Tuning and Temperament
Speaker : Hugo Fastl Munich University
Date :11th Apr

Abstract:

1) With a synthesizer we studied the preference of Werckmeister II well tempered tunig versus standard equal temperament. Of course, musically trained subjects easily can detect and quanitfy the differences. However, with respect to preference, in pilot studies, we find different groups of subjects, somewhat related to the instrument they play.

2) With a Welte-Steinway grand piano we study the preference of tuning to 432 Hz vs 440 Hz. Both semantic differential and a method which we use for sound quality studies inside cars called "random access" were used. As expected, we find interactions between the preferred tuning and the style of music played.

Planning Motor Actions in Music Performance
Speaker : Peter Keller Max Planck Institute for Psychological Research, Mu
Date :15th Aug

Abstract:

A compelling link exists between music performance and a comprehensive psychological principle known as the ideomotor theory: Conventional wisdom amongst musicians holds that superior performance quality is achieved by actively imagining the desired sound rather than merely aiming to make the appropriate motor actions on one's instrument, and ideomotor theory states that actions arise automatically through the anticipation of their sensory effects. I will present research that, although not directly concerned with the quality of musical performances, makes a foray into the general area by testing the hypothesis that actions are facilitated by the anticipation of their effects in the context of tone sequence production. The experimental task required participants to respond as quickly as possible to each of four colour-patch stimuli by producing a unique sequence of three taps on three vertically-aligned response plates. Each tap on a different plate triggered a tone of distinct pitch. To investigate the role of effect (tone sequence) anticipation on action (tap sequence) production, action-effect compatibility was manipulated by varying the plate-to-tone mapping. In a compatible condition, taps on the top, middle, and bottom plate triggered tones of high, medium, and low pitch, respectively. This plate-to-tone mapping was scrambled differently in two incompatible conditions. Dependent measures were accuracy and response time; the latter having several components including latency (time taken to lift the tapping finger from a home key following stimulus onset) and movement time (time taken to complete the tap sequence). Results indicate that sequence production was interfered with by incompatible, relative to compatible, mappings. This effect was observed only in latencies, which were longest for incompatible mappings, suggesting that action planning was affected more so than actual action execution. Further experiments that delve deeper into this effect will also be reported. The implications of this line of research are broad, covering musical interface design, the concept of pitch height, and the role of auditory imagery in music performance.

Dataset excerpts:
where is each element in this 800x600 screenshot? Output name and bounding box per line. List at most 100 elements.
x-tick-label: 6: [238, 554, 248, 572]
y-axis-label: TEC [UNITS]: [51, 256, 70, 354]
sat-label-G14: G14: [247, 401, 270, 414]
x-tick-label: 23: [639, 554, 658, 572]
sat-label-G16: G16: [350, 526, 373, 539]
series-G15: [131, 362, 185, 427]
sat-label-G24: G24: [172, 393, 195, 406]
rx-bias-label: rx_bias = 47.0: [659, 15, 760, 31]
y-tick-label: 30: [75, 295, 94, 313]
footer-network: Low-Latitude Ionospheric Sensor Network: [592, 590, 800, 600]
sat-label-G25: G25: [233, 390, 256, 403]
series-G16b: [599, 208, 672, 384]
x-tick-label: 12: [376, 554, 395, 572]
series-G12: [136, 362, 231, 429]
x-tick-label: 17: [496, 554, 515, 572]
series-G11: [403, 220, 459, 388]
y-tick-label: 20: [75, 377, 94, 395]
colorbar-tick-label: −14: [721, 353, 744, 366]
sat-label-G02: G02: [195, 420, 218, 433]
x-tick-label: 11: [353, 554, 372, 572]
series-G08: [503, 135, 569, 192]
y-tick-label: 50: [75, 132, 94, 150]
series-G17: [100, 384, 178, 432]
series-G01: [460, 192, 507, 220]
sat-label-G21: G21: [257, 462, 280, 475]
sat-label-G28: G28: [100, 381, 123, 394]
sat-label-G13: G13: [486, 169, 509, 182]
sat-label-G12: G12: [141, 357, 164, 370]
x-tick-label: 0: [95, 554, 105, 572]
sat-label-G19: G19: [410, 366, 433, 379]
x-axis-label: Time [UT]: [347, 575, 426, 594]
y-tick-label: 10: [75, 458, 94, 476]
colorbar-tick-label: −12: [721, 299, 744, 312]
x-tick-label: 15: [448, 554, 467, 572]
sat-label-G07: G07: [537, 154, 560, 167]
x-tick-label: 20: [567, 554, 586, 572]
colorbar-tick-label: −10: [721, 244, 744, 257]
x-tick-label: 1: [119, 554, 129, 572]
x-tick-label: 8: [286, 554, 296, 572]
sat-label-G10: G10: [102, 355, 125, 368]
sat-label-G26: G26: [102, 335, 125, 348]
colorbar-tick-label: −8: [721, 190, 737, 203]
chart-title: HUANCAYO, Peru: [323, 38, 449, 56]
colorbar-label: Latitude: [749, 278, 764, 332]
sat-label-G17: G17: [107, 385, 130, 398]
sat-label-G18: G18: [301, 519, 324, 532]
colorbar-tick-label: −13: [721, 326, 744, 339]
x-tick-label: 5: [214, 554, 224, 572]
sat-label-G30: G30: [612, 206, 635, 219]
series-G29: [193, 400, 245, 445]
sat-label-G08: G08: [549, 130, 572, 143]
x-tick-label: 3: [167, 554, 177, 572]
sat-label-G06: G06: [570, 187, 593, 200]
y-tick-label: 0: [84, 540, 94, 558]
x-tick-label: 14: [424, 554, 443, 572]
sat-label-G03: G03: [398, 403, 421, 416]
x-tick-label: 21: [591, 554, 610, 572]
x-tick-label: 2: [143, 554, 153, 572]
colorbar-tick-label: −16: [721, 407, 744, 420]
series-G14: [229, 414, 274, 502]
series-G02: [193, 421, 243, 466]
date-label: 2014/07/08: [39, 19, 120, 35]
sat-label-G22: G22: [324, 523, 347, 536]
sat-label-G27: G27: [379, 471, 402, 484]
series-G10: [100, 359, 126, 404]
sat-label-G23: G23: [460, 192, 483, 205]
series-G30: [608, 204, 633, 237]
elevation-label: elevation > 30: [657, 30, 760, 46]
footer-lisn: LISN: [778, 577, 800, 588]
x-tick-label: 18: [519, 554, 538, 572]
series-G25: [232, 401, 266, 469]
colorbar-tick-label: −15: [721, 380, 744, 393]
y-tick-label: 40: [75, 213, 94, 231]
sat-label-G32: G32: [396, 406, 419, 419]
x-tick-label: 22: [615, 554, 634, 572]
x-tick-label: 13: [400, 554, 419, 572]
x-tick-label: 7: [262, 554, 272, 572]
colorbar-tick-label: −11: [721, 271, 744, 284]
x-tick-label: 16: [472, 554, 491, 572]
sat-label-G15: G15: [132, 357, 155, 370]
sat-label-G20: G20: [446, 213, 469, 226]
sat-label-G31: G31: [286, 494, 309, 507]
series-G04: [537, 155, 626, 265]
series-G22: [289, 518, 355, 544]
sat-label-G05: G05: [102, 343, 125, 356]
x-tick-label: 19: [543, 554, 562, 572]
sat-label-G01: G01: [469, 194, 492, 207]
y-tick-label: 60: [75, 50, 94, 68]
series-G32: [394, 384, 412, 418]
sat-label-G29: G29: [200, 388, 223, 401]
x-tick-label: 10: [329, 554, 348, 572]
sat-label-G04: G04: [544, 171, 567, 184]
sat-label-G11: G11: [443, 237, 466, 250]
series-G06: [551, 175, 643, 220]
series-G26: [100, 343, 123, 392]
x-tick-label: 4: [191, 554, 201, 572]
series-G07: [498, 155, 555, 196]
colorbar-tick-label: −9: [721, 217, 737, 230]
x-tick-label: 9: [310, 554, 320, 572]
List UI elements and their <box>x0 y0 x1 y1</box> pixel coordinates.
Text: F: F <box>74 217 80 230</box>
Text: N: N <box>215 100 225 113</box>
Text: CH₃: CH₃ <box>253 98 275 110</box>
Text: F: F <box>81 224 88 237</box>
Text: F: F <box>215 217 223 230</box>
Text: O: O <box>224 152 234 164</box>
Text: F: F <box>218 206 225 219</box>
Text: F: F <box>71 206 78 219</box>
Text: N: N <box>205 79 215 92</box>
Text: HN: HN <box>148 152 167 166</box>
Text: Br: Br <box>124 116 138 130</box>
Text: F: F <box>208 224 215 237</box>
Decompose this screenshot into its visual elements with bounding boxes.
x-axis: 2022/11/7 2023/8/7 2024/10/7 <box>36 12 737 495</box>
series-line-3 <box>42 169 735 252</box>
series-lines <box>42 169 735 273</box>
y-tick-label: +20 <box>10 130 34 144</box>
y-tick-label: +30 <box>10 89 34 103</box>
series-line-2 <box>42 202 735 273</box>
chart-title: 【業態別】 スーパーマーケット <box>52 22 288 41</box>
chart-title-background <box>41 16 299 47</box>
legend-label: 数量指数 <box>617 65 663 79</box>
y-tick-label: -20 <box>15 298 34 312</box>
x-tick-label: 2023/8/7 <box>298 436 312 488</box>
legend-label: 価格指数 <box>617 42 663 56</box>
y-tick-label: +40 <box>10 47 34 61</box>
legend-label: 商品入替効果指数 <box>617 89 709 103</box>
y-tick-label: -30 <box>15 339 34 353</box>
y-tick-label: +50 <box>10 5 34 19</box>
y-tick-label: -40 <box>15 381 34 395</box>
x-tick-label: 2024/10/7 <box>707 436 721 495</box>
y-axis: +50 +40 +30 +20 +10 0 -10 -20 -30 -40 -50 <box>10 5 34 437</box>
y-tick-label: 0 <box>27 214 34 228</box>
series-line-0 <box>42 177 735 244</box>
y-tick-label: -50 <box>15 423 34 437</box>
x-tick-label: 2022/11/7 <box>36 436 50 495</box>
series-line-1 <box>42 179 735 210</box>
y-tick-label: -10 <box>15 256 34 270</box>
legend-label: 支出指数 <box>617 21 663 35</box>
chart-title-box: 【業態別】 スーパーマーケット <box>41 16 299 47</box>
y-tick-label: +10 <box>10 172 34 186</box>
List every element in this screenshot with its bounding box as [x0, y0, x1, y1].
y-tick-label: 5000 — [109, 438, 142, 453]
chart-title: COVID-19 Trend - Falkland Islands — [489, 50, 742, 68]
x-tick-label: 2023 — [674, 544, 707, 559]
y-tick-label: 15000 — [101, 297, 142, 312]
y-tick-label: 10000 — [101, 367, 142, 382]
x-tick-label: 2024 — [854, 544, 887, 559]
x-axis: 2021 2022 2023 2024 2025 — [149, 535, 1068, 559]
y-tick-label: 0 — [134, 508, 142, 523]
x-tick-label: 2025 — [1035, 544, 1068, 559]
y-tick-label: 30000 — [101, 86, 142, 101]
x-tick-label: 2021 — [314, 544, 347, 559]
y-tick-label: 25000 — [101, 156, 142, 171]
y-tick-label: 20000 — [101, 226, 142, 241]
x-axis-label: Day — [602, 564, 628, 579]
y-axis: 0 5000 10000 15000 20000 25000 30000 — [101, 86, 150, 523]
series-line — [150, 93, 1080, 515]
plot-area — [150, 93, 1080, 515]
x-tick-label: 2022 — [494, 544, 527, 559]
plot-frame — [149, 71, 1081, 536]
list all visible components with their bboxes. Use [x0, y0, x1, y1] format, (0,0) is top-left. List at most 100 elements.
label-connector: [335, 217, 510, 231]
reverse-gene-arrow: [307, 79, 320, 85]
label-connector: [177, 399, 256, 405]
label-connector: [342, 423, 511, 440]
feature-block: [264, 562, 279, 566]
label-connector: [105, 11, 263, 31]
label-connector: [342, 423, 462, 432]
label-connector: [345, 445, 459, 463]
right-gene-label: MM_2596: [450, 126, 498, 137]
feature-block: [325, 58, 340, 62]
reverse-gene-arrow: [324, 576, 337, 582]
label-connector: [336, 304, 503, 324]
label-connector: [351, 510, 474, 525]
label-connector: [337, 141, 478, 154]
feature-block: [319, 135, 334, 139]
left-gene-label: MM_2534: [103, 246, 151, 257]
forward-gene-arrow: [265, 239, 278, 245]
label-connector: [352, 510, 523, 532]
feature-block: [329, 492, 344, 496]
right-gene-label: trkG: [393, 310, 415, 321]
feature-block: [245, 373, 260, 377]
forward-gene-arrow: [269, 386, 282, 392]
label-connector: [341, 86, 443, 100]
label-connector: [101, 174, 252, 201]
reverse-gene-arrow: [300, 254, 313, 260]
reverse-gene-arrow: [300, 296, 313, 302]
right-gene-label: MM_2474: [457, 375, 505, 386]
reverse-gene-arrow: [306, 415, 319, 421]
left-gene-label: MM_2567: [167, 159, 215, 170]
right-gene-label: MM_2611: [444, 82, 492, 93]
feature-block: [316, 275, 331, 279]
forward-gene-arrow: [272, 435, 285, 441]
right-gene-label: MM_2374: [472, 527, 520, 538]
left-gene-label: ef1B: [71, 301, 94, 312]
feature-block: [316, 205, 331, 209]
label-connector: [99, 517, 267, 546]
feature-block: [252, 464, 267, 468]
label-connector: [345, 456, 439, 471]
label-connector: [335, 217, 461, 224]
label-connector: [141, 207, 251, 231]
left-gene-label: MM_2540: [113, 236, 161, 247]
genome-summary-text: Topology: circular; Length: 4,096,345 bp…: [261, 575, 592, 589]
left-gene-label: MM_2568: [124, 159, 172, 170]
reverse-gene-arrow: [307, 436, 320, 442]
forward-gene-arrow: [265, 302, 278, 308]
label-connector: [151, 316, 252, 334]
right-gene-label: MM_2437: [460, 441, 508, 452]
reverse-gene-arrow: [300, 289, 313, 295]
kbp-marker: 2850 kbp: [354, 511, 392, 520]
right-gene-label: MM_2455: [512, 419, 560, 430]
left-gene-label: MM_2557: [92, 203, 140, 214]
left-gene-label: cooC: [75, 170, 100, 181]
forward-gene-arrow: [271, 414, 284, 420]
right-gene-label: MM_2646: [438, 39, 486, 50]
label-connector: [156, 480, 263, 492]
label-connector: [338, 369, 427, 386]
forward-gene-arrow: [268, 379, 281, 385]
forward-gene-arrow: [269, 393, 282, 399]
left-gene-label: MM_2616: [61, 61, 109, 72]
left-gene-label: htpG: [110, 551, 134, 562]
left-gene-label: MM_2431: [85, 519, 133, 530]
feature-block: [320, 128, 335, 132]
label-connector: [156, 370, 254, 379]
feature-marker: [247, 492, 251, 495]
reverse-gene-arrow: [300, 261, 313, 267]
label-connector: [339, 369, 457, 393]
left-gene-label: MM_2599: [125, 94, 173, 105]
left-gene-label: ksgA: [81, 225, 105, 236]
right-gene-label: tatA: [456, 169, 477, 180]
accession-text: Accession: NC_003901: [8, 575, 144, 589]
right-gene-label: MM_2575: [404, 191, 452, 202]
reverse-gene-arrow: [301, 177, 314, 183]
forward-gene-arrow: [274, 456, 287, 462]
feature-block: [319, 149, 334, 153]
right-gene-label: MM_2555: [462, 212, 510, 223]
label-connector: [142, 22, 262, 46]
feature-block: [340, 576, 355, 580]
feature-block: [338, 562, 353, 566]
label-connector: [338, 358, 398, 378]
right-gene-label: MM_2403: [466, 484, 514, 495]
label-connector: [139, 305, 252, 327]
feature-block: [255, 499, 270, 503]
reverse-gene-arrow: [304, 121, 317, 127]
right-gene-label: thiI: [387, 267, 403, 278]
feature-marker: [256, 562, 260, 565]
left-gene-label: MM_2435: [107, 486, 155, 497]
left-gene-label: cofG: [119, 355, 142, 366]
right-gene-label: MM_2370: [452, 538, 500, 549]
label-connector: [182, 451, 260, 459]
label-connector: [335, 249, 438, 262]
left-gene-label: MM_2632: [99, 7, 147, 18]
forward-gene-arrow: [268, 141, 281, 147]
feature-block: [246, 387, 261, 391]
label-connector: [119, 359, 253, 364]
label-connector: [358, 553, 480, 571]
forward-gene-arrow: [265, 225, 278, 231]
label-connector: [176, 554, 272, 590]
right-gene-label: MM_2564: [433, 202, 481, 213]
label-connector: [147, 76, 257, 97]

**TASK 1:** Translate this sentence from the music talk abstracts into Spanish: "Each tap on a different plate triggered a tone of distinct pitch."
**TASK 2:** Write the next part of the music talk abstracts, starting after their final sentence.

**EXPECTED ANSWER 1:** Cada toque en una placa diferente activaba un tono de altura distinta.

**EXPECTED ANSWER 2:**
Serenade for tuned sopranos, trombone, didjeridu and rotating strings (bells and whistles ad lib.)
Speaker : Joe Wolfe UNSW
Date :14th Nov

Analysis of Expressive Music Performance
Speaker : Simon Dixon Austrian Research Institute for Artificial Intellige
Date :12th Dec

Abstract:

Musical performance, in the Western Classical and Romantic tradition, is the art of bringing a musical score to life by simultaneously communicating both emotions and aspects of the musical structure. This communication occurs via the choice and variation of parameters such as tempo, timing, dynamics and articulation. Recent research in audio analysis has allowed automatic extraction of some of these expressive parameters. We present our work on tempo induction and beat tracking, and show how it has been used in studies of musical expression, including performer recognition and machine rendering of expressive performance.